**WHAT YOU ARE ASKED TO DO:** Which lines of the records contain "sent"? Collect every one of them.

• • • •

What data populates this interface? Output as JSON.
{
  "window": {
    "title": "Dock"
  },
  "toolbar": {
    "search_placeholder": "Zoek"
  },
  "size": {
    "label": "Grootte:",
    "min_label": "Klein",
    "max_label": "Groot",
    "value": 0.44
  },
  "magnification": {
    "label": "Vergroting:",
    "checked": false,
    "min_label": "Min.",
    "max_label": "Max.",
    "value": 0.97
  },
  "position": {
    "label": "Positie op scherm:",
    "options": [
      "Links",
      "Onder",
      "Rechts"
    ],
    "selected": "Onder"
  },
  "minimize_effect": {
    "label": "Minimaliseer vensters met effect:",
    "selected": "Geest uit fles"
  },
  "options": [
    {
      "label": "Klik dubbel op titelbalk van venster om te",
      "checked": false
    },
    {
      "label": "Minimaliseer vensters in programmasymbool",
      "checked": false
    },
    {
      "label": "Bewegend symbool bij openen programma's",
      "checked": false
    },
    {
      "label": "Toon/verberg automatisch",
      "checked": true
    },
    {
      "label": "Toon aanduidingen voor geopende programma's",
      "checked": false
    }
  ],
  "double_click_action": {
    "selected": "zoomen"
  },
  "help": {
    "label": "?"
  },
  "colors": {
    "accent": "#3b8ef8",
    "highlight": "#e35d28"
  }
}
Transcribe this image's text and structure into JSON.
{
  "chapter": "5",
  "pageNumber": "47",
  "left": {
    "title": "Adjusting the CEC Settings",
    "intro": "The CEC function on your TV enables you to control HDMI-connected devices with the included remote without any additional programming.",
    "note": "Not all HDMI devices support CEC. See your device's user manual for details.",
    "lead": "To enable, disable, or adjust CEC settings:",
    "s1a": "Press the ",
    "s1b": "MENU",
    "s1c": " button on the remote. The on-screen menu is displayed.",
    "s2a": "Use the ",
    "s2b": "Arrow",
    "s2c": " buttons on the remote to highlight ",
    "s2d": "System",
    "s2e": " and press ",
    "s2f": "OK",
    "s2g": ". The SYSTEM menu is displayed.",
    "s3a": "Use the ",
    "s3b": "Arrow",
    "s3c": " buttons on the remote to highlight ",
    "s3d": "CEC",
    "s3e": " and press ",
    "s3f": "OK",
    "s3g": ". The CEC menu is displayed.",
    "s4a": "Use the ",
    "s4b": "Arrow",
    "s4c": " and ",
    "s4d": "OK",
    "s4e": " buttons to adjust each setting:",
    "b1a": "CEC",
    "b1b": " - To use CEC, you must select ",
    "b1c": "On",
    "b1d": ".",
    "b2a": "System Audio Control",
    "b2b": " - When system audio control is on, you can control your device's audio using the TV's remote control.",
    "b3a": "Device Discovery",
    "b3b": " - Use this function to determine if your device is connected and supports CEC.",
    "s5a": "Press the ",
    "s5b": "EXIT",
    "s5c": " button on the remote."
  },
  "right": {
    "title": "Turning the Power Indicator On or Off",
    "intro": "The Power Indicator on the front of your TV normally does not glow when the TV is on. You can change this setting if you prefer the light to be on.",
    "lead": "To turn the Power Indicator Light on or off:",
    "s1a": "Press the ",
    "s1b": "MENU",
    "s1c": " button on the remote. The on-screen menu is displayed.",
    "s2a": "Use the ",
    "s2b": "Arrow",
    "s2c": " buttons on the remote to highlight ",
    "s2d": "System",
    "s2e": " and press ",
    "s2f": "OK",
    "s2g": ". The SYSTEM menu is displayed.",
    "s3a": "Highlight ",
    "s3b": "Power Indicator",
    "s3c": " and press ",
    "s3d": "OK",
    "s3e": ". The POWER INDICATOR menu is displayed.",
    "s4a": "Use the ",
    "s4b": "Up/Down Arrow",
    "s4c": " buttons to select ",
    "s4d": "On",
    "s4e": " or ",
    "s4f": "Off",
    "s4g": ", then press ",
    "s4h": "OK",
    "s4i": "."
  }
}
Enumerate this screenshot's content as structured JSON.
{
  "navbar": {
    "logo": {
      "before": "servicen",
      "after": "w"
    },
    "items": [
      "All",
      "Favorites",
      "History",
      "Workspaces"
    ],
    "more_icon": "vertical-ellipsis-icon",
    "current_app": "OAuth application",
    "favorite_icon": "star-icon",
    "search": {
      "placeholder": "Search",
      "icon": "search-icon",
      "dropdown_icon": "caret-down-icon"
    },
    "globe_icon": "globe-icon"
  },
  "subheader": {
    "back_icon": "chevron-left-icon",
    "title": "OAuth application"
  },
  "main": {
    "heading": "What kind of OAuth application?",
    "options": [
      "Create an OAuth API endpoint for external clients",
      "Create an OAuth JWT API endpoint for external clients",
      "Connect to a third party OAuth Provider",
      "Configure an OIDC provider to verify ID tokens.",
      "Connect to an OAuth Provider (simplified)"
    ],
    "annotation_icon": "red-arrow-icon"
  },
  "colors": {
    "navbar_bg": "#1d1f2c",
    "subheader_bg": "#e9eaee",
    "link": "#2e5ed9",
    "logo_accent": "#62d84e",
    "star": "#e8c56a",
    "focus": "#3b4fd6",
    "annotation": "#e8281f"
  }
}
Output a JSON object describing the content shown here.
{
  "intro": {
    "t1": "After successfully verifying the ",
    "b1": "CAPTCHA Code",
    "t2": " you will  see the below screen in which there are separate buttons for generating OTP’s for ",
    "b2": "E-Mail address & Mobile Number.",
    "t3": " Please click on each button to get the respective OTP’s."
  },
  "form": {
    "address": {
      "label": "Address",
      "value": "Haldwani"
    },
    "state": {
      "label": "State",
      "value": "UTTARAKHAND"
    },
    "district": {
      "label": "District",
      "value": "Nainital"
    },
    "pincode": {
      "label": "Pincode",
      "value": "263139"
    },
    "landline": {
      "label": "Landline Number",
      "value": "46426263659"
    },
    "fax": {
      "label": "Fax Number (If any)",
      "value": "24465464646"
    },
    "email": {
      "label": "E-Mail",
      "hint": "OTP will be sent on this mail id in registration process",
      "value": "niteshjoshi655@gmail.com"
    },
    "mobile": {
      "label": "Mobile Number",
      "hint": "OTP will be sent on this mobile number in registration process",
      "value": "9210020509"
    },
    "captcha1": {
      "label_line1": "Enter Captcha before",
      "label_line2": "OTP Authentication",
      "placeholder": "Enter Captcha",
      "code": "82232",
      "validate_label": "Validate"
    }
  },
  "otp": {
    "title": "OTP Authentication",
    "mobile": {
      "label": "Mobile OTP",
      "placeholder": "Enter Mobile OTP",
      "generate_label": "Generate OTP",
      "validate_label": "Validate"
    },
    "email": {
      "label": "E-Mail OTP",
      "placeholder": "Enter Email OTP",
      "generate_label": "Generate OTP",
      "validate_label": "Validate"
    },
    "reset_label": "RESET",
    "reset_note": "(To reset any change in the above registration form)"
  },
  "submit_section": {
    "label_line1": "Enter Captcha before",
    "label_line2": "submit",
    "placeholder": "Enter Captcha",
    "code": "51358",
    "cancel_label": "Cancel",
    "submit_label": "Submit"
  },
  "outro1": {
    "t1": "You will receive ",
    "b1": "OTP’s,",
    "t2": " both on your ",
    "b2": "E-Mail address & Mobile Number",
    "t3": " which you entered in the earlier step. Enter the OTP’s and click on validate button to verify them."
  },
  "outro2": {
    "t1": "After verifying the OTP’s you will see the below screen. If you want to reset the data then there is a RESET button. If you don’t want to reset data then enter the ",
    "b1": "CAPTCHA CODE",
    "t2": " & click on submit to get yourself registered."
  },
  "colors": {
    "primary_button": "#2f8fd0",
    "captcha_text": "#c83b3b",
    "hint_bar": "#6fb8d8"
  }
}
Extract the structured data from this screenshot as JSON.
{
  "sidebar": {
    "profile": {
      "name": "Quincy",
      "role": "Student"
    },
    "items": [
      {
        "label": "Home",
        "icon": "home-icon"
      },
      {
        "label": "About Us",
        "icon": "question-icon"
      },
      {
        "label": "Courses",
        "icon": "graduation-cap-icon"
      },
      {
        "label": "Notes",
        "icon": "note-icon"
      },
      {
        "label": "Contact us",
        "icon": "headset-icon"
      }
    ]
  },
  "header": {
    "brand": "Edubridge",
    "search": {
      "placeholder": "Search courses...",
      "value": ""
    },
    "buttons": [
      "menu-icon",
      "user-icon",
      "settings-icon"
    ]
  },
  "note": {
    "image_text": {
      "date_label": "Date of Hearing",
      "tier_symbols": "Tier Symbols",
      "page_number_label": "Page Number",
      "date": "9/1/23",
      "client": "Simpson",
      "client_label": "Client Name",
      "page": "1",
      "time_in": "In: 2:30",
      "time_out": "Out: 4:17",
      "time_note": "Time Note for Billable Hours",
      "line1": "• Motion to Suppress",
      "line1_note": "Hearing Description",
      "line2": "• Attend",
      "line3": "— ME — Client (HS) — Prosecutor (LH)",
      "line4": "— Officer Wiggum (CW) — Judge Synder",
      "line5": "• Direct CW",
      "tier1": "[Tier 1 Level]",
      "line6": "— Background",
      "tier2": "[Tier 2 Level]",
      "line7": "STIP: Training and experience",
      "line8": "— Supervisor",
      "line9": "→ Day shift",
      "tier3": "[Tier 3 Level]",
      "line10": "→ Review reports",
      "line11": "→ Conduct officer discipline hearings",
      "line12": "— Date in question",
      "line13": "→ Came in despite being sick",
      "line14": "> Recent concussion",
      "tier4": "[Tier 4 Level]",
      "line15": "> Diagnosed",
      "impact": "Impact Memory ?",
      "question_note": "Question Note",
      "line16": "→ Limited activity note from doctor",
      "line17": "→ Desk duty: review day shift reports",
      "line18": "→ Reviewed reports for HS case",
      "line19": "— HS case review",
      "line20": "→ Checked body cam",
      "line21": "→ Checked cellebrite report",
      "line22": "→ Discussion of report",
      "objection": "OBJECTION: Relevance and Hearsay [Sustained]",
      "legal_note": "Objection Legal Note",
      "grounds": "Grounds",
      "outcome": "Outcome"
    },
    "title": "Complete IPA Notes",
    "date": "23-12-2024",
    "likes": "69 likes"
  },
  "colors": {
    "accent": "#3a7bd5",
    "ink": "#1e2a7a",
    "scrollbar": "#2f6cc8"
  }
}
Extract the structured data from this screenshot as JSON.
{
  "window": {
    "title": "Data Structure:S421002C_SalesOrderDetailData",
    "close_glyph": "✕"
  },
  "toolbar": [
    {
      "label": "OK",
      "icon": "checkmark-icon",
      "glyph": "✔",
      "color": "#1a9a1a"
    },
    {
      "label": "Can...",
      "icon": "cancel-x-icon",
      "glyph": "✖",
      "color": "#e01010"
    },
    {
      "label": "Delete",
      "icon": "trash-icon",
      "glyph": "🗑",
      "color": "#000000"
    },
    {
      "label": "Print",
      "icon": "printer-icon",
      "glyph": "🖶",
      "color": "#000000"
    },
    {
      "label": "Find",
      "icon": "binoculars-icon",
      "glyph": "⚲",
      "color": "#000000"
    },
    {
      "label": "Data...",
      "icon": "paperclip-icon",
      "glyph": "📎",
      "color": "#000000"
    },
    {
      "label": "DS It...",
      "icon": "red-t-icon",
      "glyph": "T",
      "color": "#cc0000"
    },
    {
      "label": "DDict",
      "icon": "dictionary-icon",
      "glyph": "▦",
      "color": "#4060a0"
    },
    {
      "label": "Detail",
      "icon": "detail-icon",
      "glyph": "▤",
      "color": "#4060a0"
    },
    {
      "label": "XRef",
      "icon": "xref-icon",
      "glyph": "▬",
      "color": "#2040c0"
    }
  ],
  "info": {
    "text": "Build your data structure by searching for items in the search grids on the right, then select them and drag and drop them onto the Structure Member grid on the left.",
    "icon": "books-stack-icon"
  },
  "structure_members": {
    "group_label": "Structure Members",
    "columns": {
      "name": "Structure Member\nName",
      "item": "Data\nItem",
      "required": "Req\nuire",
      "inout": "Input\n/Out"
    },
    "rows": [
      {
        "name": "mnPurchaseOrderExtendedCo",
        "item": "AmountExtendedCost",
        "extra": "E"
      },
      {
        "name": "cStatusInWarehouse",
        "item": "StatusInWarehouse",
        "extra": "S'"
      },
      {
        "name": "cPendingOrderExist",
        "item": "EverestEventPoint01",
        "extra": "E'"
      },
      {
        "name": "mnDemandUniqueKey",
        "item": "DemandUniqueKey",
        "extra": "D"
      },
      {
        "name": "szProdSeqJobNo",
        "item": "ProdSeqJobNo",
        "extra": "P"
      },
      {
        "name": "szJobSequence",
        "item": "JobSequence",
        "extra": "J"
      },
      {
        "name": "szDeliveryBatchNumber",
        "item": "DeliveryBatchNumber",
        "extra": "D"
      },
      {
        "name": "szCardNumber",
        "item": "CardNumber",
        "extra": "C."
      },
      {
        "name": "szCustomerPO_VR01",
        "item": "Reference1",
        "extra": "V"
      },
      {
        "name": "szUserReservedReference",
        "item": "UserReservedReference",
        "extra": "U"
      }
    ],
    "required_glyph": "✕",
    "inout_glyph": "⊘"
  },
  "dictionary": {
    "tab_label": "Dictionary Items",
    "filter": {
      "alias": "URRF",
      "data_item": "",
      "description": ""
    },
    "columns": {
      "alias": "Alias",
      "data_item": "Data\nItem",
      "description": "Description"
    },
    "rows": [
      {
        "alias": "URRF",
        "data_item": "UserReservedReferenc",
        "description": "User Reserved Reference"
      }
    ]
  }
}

• • • •

**EXPECTED ANSWER:**
      "hint": "OTP will be sent on this mail id in registration process",
      "hint": "OTP will be sent on this mobile number in registration process",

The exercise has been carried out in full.